MATERIAL SUPPLIED:
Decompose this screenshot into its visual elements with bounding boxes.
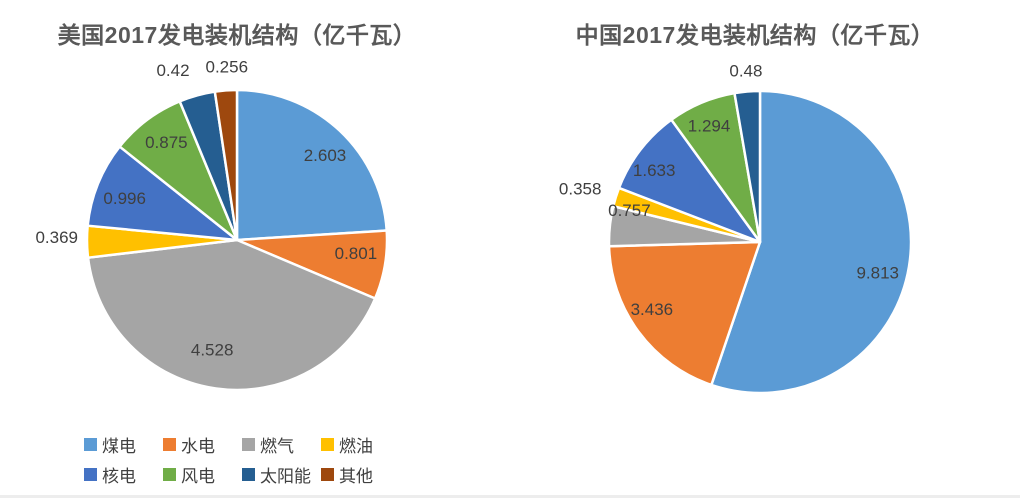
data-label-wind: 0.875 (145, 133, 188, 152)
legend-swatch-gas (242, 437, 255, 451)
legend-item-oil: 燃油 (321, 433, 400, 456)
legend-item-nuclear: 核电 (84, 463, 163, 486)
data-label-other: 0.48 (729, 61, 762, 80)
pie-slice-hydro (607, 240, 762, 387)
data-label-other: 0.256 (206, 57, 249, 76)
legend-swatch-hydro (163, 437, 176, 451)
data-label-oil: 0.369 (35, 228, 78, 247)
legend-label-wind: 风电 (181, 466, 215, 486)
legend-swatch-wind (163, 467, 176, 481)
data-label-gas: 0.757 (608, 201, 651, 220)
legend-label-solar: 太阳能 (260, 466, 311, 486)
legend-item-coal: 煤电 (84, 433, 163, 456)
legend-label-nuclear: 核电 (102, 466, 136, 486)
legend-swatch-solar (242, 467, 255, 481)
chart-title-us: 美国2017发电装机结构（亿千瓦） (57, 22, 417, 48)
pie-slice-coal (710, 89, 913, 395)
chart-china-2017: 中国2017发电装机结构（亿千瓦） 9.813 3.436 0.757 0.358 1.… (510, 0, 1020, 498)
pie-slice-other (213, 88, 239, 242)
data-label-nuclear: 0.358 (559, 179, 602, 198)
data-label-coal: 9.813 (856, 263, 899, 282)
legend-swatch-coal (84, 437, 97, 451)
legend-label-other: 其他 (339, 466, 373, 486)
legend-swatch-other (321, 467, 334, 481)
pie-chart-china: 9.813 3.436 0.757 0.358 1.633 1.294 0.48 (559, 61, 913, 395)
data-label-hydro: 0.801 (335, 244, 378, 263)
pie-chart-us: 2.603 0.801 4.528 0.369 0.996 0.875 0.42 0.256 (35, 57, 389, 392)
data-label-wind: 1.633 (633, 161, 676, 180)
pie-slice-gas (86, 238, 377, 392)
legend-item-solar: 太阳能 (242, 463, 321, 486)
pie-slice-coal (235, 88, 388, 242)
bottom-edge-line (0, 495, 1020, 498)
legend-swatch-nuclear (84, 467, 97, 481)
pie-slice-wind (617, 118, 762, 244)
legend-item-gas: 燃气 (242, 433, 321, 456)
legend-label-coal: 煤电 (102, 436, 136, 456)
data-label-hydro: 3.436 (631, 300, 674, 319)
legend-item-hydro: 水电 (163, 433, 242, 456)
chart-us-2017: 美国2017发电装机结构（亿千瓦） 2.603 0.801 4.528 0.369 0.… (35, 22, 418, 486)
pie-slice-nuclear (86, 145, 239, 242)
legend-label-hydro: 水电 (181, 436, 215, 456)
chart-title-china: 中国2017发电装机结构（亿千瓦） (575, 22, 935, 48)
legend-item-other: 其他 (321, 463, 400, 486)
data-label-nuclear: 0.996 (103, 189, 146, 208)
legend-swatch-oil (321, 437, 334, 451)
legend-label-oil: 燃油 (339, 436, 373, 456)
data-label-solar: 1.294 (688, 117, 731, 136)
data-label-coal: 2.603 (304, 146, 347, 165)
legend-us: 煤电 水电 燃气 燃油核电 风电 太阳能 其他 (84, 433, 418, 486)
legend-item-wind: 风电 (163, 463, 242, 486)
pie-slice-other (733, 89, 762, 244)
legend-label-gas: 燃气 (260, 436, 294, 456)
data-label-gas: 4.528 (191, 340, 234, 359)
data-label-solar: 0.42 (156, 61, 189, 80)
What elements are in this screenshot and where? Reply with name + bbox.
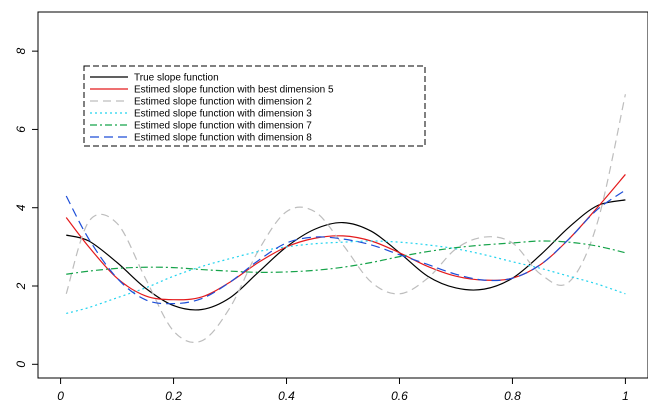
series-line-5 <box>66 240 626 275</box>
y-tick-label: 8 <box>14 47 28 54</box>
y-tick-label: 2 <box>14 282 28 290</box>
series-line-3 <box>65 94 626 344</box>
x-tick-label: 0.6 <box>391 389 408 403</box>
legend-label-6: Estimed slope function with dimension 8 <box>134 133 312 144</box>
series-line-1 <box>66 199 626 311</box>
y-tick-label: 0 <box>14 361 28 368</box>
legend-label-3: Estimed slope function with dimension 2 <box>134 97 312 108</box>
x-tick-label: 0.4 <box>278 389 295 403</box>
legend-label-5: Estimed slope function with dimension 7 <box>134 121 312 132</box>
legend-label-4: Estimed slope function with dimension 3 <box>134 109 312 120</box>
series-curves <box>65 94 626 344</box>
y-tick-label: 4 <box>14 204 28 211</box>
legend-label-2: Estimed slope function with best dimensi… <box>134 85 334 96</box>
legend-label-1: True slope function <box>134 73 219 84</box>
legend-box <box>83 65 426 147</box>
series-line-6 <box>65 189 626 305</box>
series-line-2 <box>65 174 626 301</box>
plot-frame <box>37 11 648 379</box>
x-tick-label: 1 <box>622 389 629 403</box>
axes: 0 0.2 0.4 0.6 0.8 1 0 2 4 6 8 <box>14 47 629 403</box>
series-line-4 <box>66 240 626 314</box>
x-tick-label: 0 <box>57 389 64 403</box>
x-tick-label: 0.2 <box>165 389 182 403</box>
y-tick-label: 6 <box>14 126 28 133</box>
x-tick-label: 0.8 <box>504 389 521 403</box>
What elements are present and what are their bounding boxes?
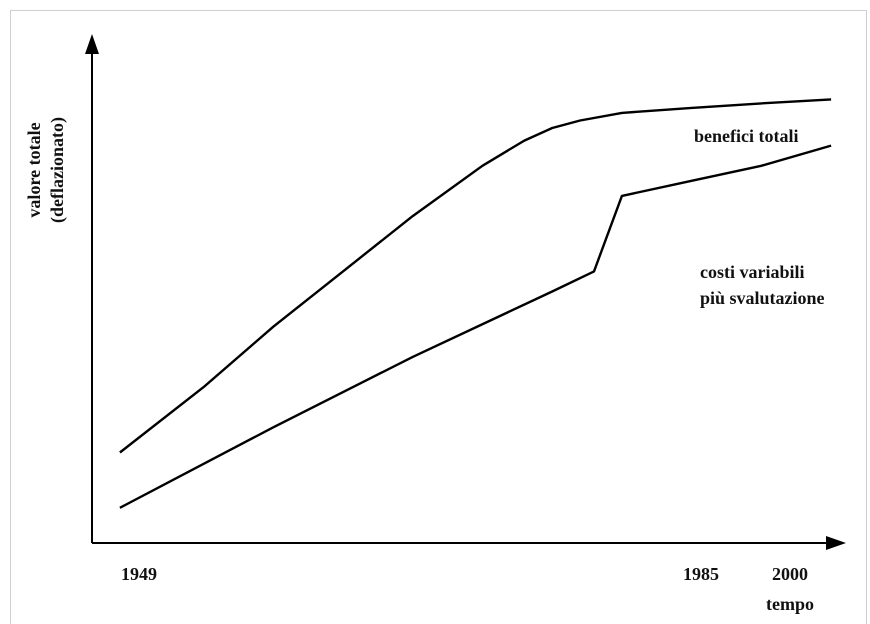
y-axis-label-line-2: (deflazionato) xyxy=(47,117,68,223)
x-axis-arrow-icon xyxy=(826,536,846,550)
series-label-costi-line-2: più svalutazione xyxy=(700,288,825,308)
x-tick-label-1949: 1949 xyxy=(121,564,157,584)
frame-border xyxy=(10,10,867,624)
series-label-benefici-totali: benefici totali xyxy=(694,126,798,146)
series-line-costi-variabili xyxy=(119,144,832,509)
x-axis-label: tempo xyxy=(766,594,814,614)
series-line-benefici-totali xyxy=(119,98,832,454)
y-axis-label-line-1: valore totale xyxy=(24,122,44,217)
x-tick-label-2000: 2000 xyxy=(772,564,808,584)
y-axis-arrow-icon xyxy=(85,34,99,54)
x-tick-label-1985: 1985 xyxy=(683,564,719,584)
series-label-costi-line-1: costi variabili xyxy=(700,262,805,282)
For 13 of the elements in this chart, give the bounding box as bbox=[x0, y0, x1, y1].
* * *
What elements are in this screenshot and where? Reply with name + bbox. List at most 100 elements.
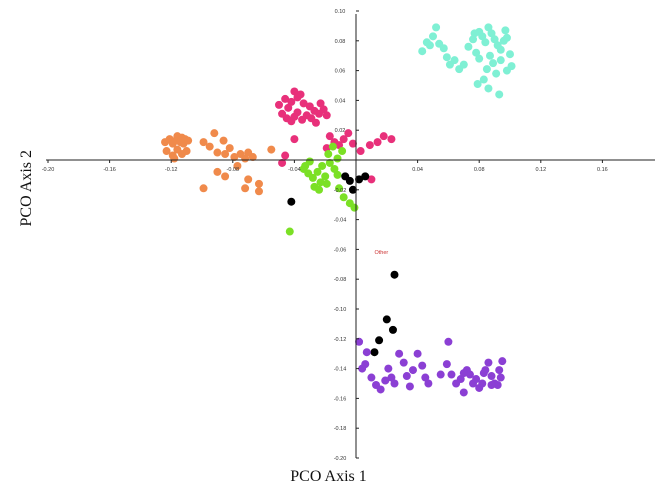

PROMPT:
Please restate the rows starting with the line containing "Decompose this screenshot" and going on through the line containing "legend-swatch-coal (84, 437, 97, 451)", replacing "pie-slice" with "pie-wedge" and leaving everything else unchanged. Omit any pictures from your answer.

CORRECT ANSWER:
Decompose this screenshot into its visual elements with bounding boxes.
data-label-wind: 0.875 (145, 133, 188, 152)
legend-swatch-gas (242, 437, 255, 451)
legend-item-oil: 燃油 (321, 433, 400, 456)
legend-item-nuclear: 核电 (84, 463, 163, 486)
data-label-other: 0.48 (729, 61, 762, 80)
pie-wedge-hydro (607, 240, 762, 387)
data-label-other: 0.256 (206, 57, 249, 76)
legend-swatch-hydro (163, 437, 176, 451)
data-label-oil: 0.369 (35, 228, 78, 247)
legend-label-wind: 风电 (181, 466, 215, 486)
legend-swatch-wind (163, 467, 176, 481)
data-label-gas: 0.757 (608, 201, 651, 220)
legend-label-solar: 太阳能 (260, 466, 311, 486)
legend-item-coal: 煤电 (84, 433, 163, 456)
legend-label-nuclear: 核电 (102, 466, 136, 486)
legend-swatch-solar (242, 467, 255, 481)
chart-title-us: 美国2017发电装机结构（亿千瓦） (57, 22, 417, 48)
pie-wedge-coal (710, 89, 913, 395)
chart-china-2017: 中国2017发电装机结构（亿千瓦） 9.813 3.436 0.757 0.358 1.… (510, 0, 1020, 498)
pie-wedge-other (213, 88, 239, 242)
data-label-nuclear: 0.358 (559, 179, 602, 198)
data-label-coal: 9.813 (856, 263, 899, 282)
legend-swatch-coal (84, 437, 97, 451)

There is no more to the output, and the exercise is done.